▶ **What the exercise asks**
Set the listing down unchanged, minus every embedded image.

▶ **Data rows**
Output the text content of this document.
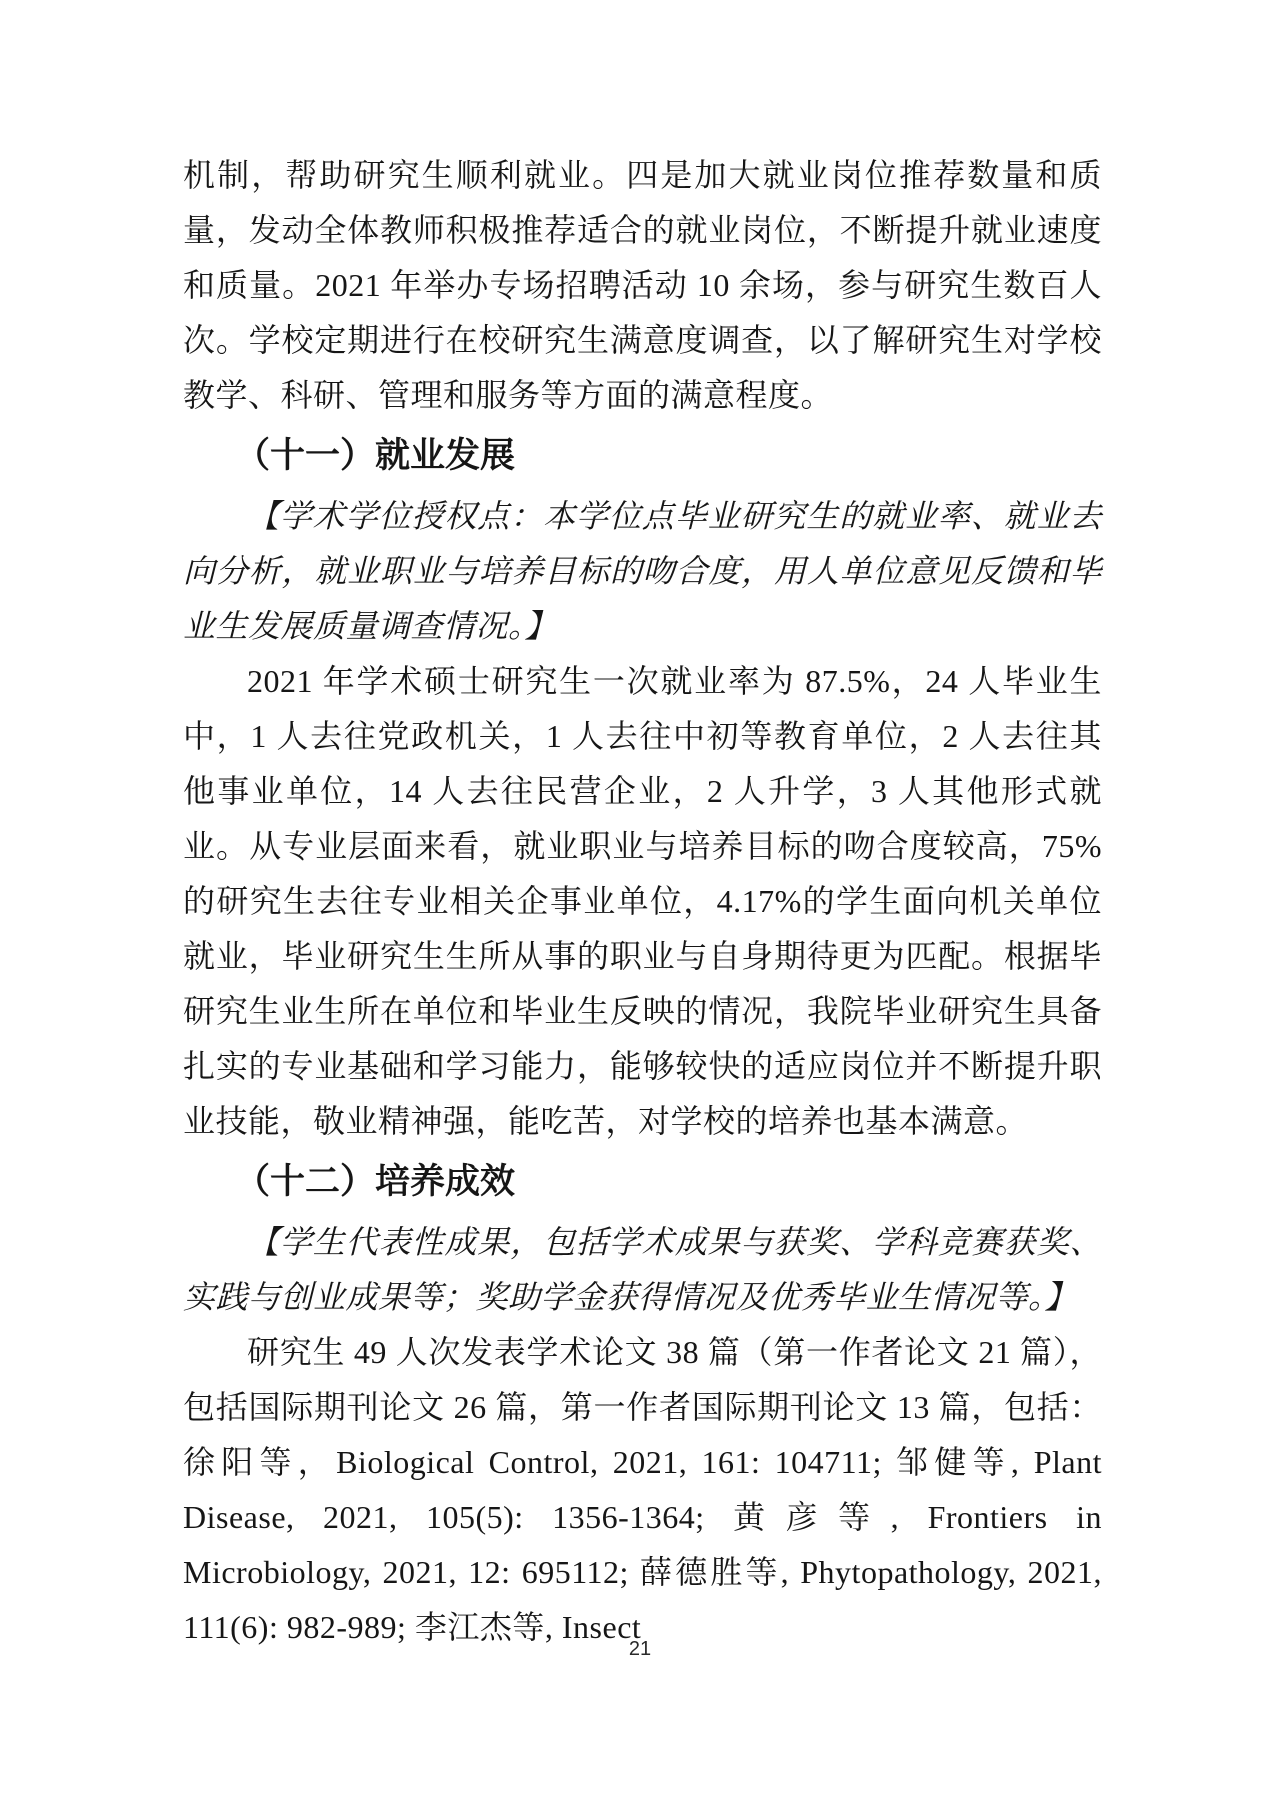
机制，帮助研究生顺利就业。四是加大就业岗位推荐数量和质量，发动全体教师积极推荐适合的就业岗位，不断提升就业速度和质量。2021 年举办专场招聘活动 10 余场，参与研究生数百人次。学校定期进行在校研究生满意度调查，以了解研究生对学校教学、科研、管理和服务等方面的满意程度。

（十一）就业发展

【学术学位授权点：本学位点毕业研究生的就业率、就业去向分析，就业职业与培养目标的吻合度，用人单位意见反馈和毕业生发展质量调查情况。】

2021 年学术硕士研究生一次就业率为 87.5%，24 人毕业生中，1 人去往党政机关，1 人去往中初等教育单位，2 人去往其他事业单位，14 人去往民营企业，2 人升学，3 人其他形式就业。从专业层面来看，就业职业与培养目标的吻合度较高，75%的研究生去往专业相关企事业单位，4.17%的学生面向机关单位就业，毕业研究生生所从事的职业与自身期待更为匹配。根据毕研究生业生所在单位和毕业生反映的情况，我院毕业研究生具备扎实的专业基础和学习能力，能够较快的适应岗位并不断提升职业技能，敬业精神强，能吃苦，对学校的培养也基本满意。

（十二）培养成效

【学生代表性成果，包括学术成果与获奖、学科竞赛获奖、实践与创业成果等；奖助学金获得情况及优秀毕业生情况等。】

研究生 49 人次发表学术论文 38 篇（第一作者论文 21 篇），包括国际期刊论文 26 篇，第一作者国际期刊论文 13 篇，包括：徐阳等，Biological Control, 2021, 161: 104711; 邹健等, Plant Disease, 2021, 105(5): 1356-1364; 黄彦等, Frontiers in Microbiology, 2021, 12: 695112; 薛德胜等, Phytopathology, 2021, 111(6): 982-989; 李江杰等, Insect

21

▶ **Complete answer**
Output the text content of this document.
机制，帮助研究生顺利就业。四是加大就业岗位推荐数量和质量，发动全体教师积极推荐适合的就业岗位，不断提升就业速度和质量。2021 年举办专场招聘活动 10 余场，参与研究生数百人次。学校定期进行在校研究生满意度调查，以了解研究生对学校教学、科研、管理和服务等方面的满意程度。

（十一）就业发展

【学术学位授权点：本学位点毕业研究生的就业率、就业去向分析，就业职业与培养目标的吻合度，用人单位意见反馈和毕业生发展质量调查情况。】

2021 年学术硕士研究生一次就业率为 87.5%，24 人毕业生中，1 人去往党政机关，1 人去往中初等教育单位，2 人去往其他事业单位，14 人去往民营企业，2 人升学，3 人其他形式就业。从专业层面来看，就业职业与培养目标的吻合度较高，75%的研究生去往专业相关企事业单位，4.17%的学生面向机关单位就业，毕业研究生生所从事的职业与自身期待更为匹配。根据毕研究生业生所在单位和毕业生反映的情况，我院毕业研究生具备扎实的专业基础和学习能力，能够较快的适应岗位并不断提升职业技能，敬业精神强，能吃苦，对学校的培养也基本满意。

（十二）培养成效

【学生代表性成果，包括学术成果与获奖、学科竞赛获奖、实践与创业成果等；奖助学金获得情况及优秀毕业生情况等。】

研究生 49 人次发表学术论文 38 篇（第一作者论文 21 篇），包括国际期刊论文 26 篇，第一作者国际期刊论文 13 篇，包括：徐阳等，Biological Control, 2021, 161: 104711; 邹健等, Plant Disease, 2021, 105(5): 1356-1364; 黄彦等, Frontiers in Microbiology, 2021, 12: 695112; 薛德胜等, Phytopathology, 2021, 111(6): 982-989; 李江杰等, Insect

21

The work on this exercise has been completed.